▶ Task details: All material below is to be reproduced exactly.

▶ Excerpt from a dataset:

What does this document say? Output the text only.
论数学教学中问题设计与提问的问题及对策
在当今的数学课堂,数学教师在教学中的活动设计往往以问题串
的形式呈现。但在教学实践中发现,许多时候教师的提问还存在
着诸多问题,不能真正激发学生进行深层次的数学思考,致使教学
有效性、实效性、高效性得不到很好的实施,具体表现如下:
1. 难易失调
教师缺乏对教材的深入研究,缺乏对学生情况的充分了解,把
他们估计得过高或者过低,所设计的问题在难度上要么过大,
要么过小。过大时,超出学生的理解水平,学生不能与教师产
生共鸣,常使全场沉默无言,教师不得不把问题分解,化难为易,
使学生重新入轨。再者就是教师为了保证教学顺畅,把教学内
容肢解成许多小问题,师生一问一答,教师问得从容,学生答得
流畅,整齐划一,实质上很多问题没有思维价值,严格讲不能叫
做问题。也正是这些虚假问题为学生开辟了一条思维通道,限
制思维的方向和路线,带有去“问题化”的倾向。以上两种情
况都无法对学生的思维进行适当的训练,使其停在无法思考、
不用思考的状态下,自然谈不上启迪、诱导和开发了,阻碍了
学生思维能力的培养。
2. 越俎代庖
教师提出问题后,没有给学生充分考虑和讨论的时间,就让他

▶ Written answer:
What does this document say? Output the text only.
论数学教学中问题设计与提问的问题及对策
在当今的数学课堂,数学教师在教学中的活动设计往往以问题串
的形式呈现。但在教学实践中发现,许多时候教师的提问还存在
着诸多问题,不能真正激发学生进行深层次的数学思考,致使教学
有效性、实效性、高效性得不到很好的实施,具体表现如下:
1. 难易失调
教师缺乏对教材的深入研究,缺乏对学生情况的充分了解,把
他们估计得过高或者过低,所设计的问题在难度上要么过大,
要么过小。过大时,超出学生的理解水平,学生不能与教师产
生共鸣,常使全场沉默无言,教师不得不把问题分解,化难为易,
使学生重新入轨。再者就是教师为了保证教学顺畅,把教学内
容肢解成许多小问题,师生一问一答,教师问得从容,学生答得
流畅,整齐划一,实质上很多问题没有思维价值,严格讲不能叫
做问题。也正是这些虚假问题为学生开辟了一条思维通道,限
制思维的方向和路线,带有去“问题化”的倾向。以上两种情
况都无法对学生的思维进行适当的训练,使其停在无法思考、
不用思考的状态下,自然谈不上启迪、诱导和开发了,阻碍了
学生思维能力的培养。
2. 越俎代庖
教师提出问题后,没有给学生充分考虑和讨论的时间,就让他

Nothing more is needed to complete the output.